- Given instruction -
Across the entries, how many lines have the string "JSON" in them? Reply with only a number.
─── Data listing ───
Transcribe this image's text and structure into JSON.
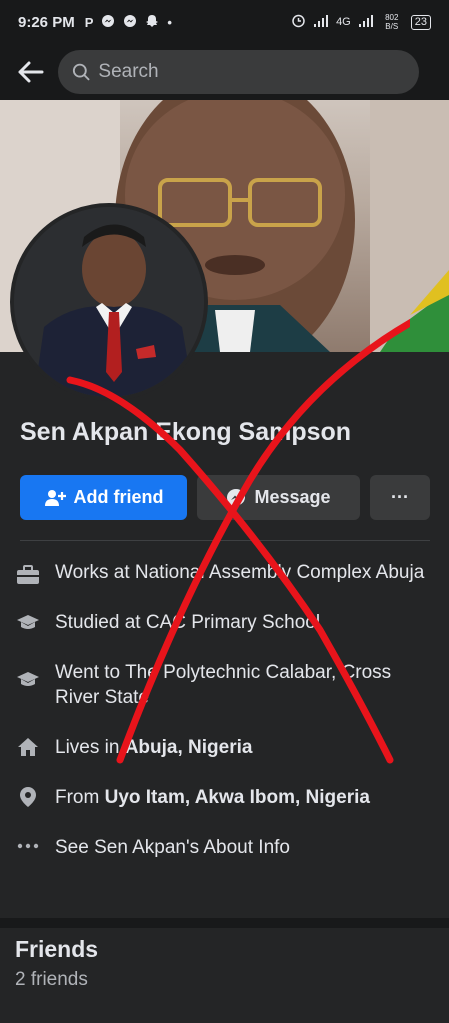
{
  "status_bar": {
    "time": "9:26 PM",
    "left_icons": [
      "P",
      "messenger-icon",
      "messenger-icon",
      "snapchat-icon",
      "•"
    ],
    "right_text": "4G",
    "speed": "802 B/S",
    "battery": "23"
  },
  "search": {
    "placeholder": "Search"
  },
  "profile": {
    "name": "Sen Akpan Ekong Sampson",
    "add_friend_label": "Add friend",
    "message_label": "Message",
    "more_label": "···"
  },
  "details": [
    {
      "icon": "briefcase-icon",
      "prefix": "Works at National Assembly Complex Abuja",
      "bold": ""
    },
    {
      "icon": "graduation-cap-icon",
      "prefix": "Studied at CAC Primary School",
      "bold": ""
    },
    {
      "icon": "graduation-cap-icon",
      "prefix": "Went to The Polytechnic Calabar, Cross River State",
      "bold": ""
    },
    {
      "icon": "home-icon",
      "prefix": "Lives in ",
      "bold": "Abuja, Nigeria"
    },
    {
      "icon": "location-pin-icon",
      "prefix": "From ",
      "bold": "Uyo Itam, Akwa Ibom, Nigeria"
    },
    {
      "icon": "ellipsis-icon",
      "prefix": "See Sen Akpan's About Info",
      "bold": ""
    }
  ],
  "friends": {
    "title": "Friends",
    "count": "2 friends"
  },
  "colors": {
    "accent": "#1877f2",
    "cross": "#e8141b"
  }
}
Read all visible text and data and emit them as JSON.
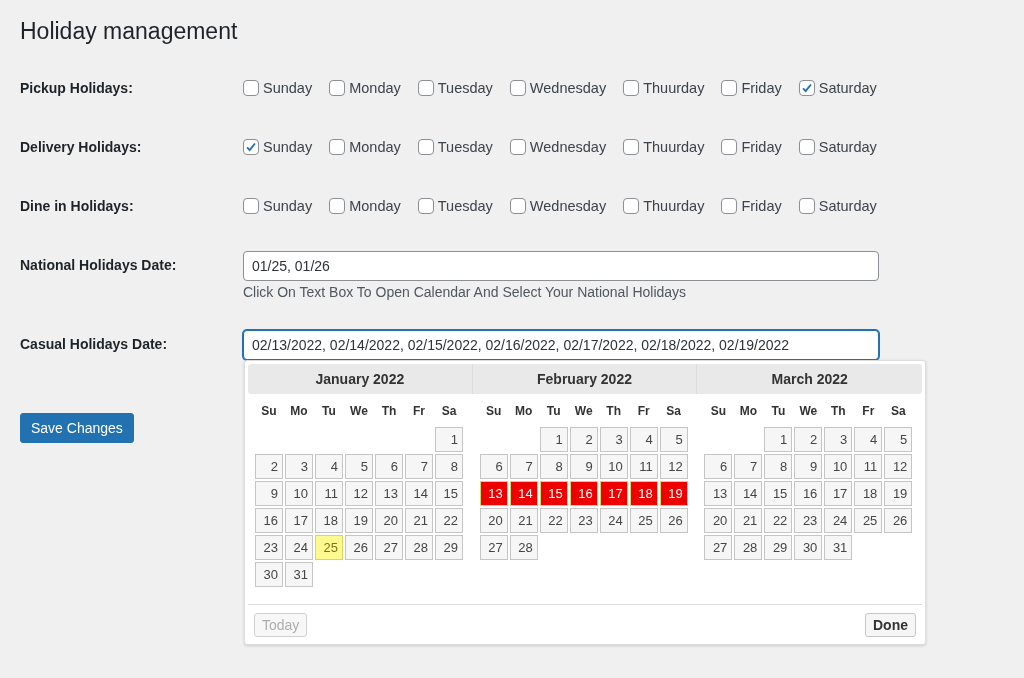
{
  "title": "Holiday management",
  "day_groups": [
    {
      "label": "Pickup Holidays:",
      "options": [
        {
          "label": "Sunday",
          "checked": false
        },
        {
          "label": "Monday",
          "checked": false
        },
        {
          "label": "Tuesday",
          "checked": false
        },
        {
          "label": "Wednesday",
          "checked": false
        },
        {
          "label": "Thuurday",
          "checked": false
        },
        {
          "label": "Friday",
          "checked": false
        },
        {
          "label": "Saturday",
          "checked": true
        }
      ]
    },
    {
      "label": "Delivery Holidays:",
      "options": [
        {
          "label": "Sunday",
          "checked": true
        },
        {
          "label": "Monday",
          "checked": false
        },
        {
          "label": "Tuesday",
          "checked": false
        },
        {
          "label": "Wednesday",
          "checked": false
        },
        {
          "label": "Thuurday",
          "checked": false
        },
        {
          "label": "Friday",
          "checked": false
        },
        {
          "label": "Saturday",
          "checked": false
        }
      ]
    },
    {
      "label": "Dine in Holidays:",
      "options": [
        {
          "label": "Sunday",
          "checked": false
        },
        {
          "label": "Monday",
          "checked": false
        },
        {
          "label": "Tuesday",
          "checked": false
        },
        {
          "label": "Wednesday",
          "checked": false
        },
        {
          "label": "Thuurday",
          "checked": false
        },
        {
          "label": "Friday",
          "checked": false
        },
        {
          "label": "Saturday",
          "checked": false
        }
      ]
    }
  ],
  "date_fields": [
    {
      "label": "National Holidays Date:",
      "value": "01/25, 01/26",
      "focused": false,
      "help": "Click On Text Box To Open Calendar And Select Your National Holidays"
    },
    {
      "label": "Casual Holidays Date:",
      "value": "02/13/2022, 02/14/2022, 02/15/2022, 02/16/2022, 02/17/2022, 02/18/2022, 02/19/2022",
      "focused": true
    }
  ],
  "save_button": "Save Changes",
  "calendar": {
    "months": [
      {
        "title": "January 2022",
        "weekdays": [
          "Su",
          "Mo",
          "Tu",
          "We",
          "Th",
          "Fr",
          "Sa"
        ],
        "weeks": [
          [
            {
              "day": "1",
              "selected": false,
              "today": false
            }
          ],
          [
            {
              "day": "2",
              "selected": false,
              "today": false
            },
            {
              "day": "3",
              "selected": false,
              "today": false
            },
            {
              "day": "4",
              "selected": false,
              "today": false
            },
            {
              "day": "5",
              "selected": false,
              "today": false
            },
            {
              "day": "6",
              "selected": false,
              "today": false
            },
            {
              "day": "7",
              "selected": false,
              "today": false
            },
            {
              "day": "8",
              "selected": false,
              "today": false
            }
          ],
          [
            {
              "day": "9",
              "selected": false,
              "today": false
            },
            {
              "day": "10",
              "selected": false,
              "today": false
            },
            {
              "day": "11",
              "selected": false,
              "today": false
            },
            {
              "day": "12",
              "selected": false,
              "today": false
            },
            {
              "day": "13",
              "selected": false,
              "today": false
            },
            {
              "day": "14",
              "selected": false,
              "today": false
            },
            {
              "day": "15",
              "selected": false,
              "today": false
            }
          ],
          [
            {
              "day": "16",
              "selected": false,
              "today": false
            },
            {
              "day": "17",
              "selected": false,
              "today": false
            },
            {
              "day": "18",
              "selected": false,
              "today": false
            },
            {
              "day": "19",
              "selected": false,
              "today": false
            },
            {
              "day": "20",
              "selected": false,
              "today": false
            },
            {
              "day": "21",
              "selected": false,
              "today": false
            },
            {
              "day": "22",
              "selected": false,
              "today": false
            }
          ],
          [
            {
              "day": "23",
              "selected": false,
              "today": false
            },
            {
              "day": "24",
              "selected": false,
              "today": false
            },
            {
              "day": "25",
              "selected": false,
              "today": true
            },
            {
              "day": "26",
              "selected": false,
              "today": false
            },
            {
              "day": "27",
              "selected": false,
              "today": false
            },
            {
              "day": "28",
              "selected": false,
              "today": false
            },
            {
              "day": "29",
              "selected": false,
              "today": false
            }
          ],
          [
            {
              "day": "30",
              "selected": false,
              "today": false
            },
            {
              "day": "31",
              "selected": false,
              "today": false
            }
          ]
        ]
      },
      {
        "title": "February 2022",
        "weekdays": [
          "Su",
          "Mo",
          "Tu",
          "We",
          "Th",
          "Fr",
          "Sa"
        ],
        "weeks": [
          [
            {
              "day": "1",
              "selected": false,
              "today": false
            },
            {
              "day": "2",
              "selected": false,
              "today": false
            },
            {
              "day": "3",
              "selected": false,
              "today": false
            },
            {
              "day": "4",
              "selected": false,
              "today": false
            },
            {
              "day": "5",
              "selected": false,
              "today": false
            }
          ],
          [
            {
              "day": "6",
              "selected": false,
              "today": false
            },
            {
              "day": "7",
              "selected": false,
              "today": false
            },
            {
              "day": "8",
              "selected": false,
              "today": false
            },
            {
              "day": "9",
              "selected": false,
              "today": false
            },
            {
              "day": "10",
              "selected": false,
              "today": false
            },
            {
              "day": "11",
              "selected": false,
              "today": false
            },
            {
              "day": "12",
              "selected": false,
              "today": false
            }
          ],
          [
            {
              "day": "13",
              "selected": true,
              "today": false
            },
            {
              "day": "14",
              "selected": true,
              "today": false
            },
            {
              "day": "15",
              "selected": true,
              "today": false
            },
            {
              "day": "16",
              "selected": true,
              "today": false
            },
            {
              "day": "17",
              "selected": true,
              "today": false
            },
            {
              "day": "18",
              "selected": true,
              "today": false
            },
            {
              "day": "19",
              "selected": true,
              "today": false
            }
          ],
          [
            {
              "day": "20",
              "selected": false,
              "today": false
            },
            {
              "day": "21",
              "selected": false,
              "today": false
            },
            {
              "day": "22",
              "selected": false,
              "today": false
            },
            {
              "day": "23",
              "selected": false,
              "today": false
            },
            {
              "day": "24",
              "selected": false,
              "today": false
            },
            {
              "day": "25",
              "selected": false,
              "today": false
            },
            {
              "day": "26",
              "selected": false,
              "today": false
            }
          ],
          [
            {
              "day": "27",
              "selected": false,
              "today": false
            },
            {
              "day": "28",
              "selected": false,
              "today": false
            }
          ]
        ]
      },
      {
        "title": "March 2022",
        "weekdays": [
          "Su",
          "Mo",
          "Tu",
          "We",
          "Th",
          "Fr",
          "Sa"
        ],
        "weeks": [
          [
            {
              "day": "1",
              "selected": false,
              "today": false
            },
            {
              "day": "2",
              "selected": false,
              "today": false
            },
            {
              "day": "3",
              "selected": false,
              "today": false
            },
            {
              "day": "4",
              "selected": false,
              "today": false
            },
            {
              "day": "5",
              "selected": false,
              "today": false
            }
          ],
          [
            {
              "day": "6",
              "selected": false,
              "today": false
            },
            {
              "day": "7",
              "selected": false,
              "today": false
            },
            {
              "day": "8",
              "selected": false,
              "today": false
            },
            {
              "day": "9",
              "selected": false,
              "today": false
            },
            {
              "day": "10",
              "selected": false,
              "today": false
            },
            {
              "day": "11",
              "selected": false,
              "today": false
            },
            {
              "day": "12",
              "selected": false,
              "today": false
            }
          ],
          [
            {
              "day": "13",
              "selected": false,
              "today": false
            },
            {
              "day": "14",
              "selected": false,
              "today": false
            },
            {
              "day": "15",
              "selected": false,
              "today": false
            },
            {
              "day": "16",
              "selected": false,
              "today": false
            },
            {
              "day": "17",
              "selected": false,
              "today": false
            },
            {
              "day": "18",
              "selected": false,
              "today": false
            },
            {
              "day": "19",
              "selected": false,
              "today": false
            }
          ],
          [
            {
              "day": "20",
              "selected": false,
              "today": false
            },
            {
              "day": "21",
              "selected": false,
              "today": false
            },
            {
              "day": "22",
              "selected": false,
              "today": false
            },
            {
              "day": "23",
              "selected": false,
              "today": false
            },
            {
              "day": "24",
              "selected": false,
              "today": false
            },
            {
              "day": "25",
              "selected": false,
              "today": false
            },
            {
              "day": "26",
              "selected": false,
              "today": false
            }
          ],
          [
            {
              "day": "27",
              "selected": false,
              "today": false
            },
            {
              "day": "28",
              "selected": false,
              "today": false
            },
            {
              "day": "29",
              "selected": false,
              "today": false
            },
            {
              "day": "30",
              "selected": false,
              "today": false
            },
            {
              "day": "31",
              "selected": false,
              "today": false
            }
          ]
        ]
      }
    ],
    "today_button": {
      "label": "Today",
      "disabled": true
    },
    "done_button": {
      "label": "Done",
      "disabled": false
    }
  }
}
───
- Solution below -
2